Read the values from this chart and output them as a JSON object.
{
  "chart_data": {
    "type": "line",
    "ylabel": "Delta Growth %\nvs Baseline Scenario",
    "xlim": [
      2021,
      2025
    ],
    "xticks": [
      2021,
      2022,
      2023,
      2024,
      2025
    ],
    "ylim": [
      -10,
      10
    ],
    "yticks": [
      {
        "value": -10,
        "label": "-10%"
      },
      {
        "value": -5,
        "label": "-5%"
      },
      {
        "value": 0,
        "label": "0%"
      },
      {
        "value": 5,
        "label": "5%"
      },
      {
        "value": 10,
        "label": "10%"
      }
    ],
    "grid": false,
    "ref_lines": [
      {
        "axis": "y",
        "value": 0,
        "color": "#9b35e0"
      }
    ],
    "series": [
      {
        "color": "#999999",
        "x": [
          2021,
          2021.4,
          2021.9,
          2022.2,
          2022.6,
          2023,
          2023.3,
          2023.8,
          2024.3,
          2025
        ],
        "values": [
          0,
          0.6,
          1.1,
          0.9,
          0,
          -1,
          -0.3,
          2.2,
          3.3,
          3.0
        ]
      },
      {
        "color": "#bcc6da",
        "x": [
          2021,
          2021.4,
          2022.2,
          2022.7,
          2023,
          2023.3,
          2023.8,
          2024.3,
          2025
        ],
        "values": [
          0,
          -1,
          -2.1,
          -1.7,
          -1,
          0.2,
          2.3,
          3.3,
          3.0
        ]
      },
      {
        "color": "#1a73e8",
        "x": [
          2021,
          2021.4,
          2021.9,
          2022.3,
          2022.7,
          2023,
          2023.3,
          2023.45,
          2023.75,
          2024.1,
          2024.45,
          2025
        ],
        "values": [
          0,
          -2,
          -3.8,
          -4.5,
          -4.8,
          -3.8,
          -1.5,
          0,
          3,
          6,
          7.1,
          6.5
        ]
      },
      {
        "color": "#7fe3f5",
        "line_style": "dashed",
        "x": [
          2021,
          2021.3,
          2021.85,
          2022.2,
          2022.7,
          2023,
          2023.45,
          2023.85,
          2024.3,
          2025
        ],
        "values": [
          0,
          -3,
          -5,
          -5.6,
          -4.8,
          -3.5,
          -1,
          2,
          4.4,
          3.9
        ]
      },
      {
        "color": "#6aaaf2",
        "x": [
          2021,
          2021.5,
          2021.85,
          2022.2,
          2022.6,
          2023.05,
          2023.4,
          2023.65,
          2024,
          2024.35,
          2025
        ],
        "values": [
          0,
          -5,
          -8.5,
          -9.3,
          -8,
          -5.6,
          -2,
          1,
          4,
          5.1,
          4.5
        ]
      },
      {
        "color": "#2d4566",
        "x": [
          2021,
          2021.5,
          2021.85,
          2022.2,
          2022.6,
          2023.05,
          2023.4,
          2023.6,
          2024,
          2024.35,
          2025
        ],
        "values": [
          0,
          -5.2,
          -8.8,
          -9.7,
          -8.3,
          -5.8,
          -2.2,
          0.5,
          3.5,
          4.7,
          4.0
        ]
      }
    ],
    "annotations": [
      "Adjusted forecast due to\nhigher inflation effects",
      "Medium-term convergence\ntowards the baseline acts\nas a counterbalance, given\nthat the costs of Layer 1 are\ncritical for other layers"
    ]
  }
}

• WHAT IS NEEDED:
Identify the lines of the entries containing the string "color". Copy each such line.

• SOLUTION:
        "color": "#9b35e0"
        "color": "#999999",
        "color": "#bcc6da",
        "color": "#1a73e8",
        "color": "#7fe3f5",
        "color": "#6aaaf2",
        "color": "#2d4566",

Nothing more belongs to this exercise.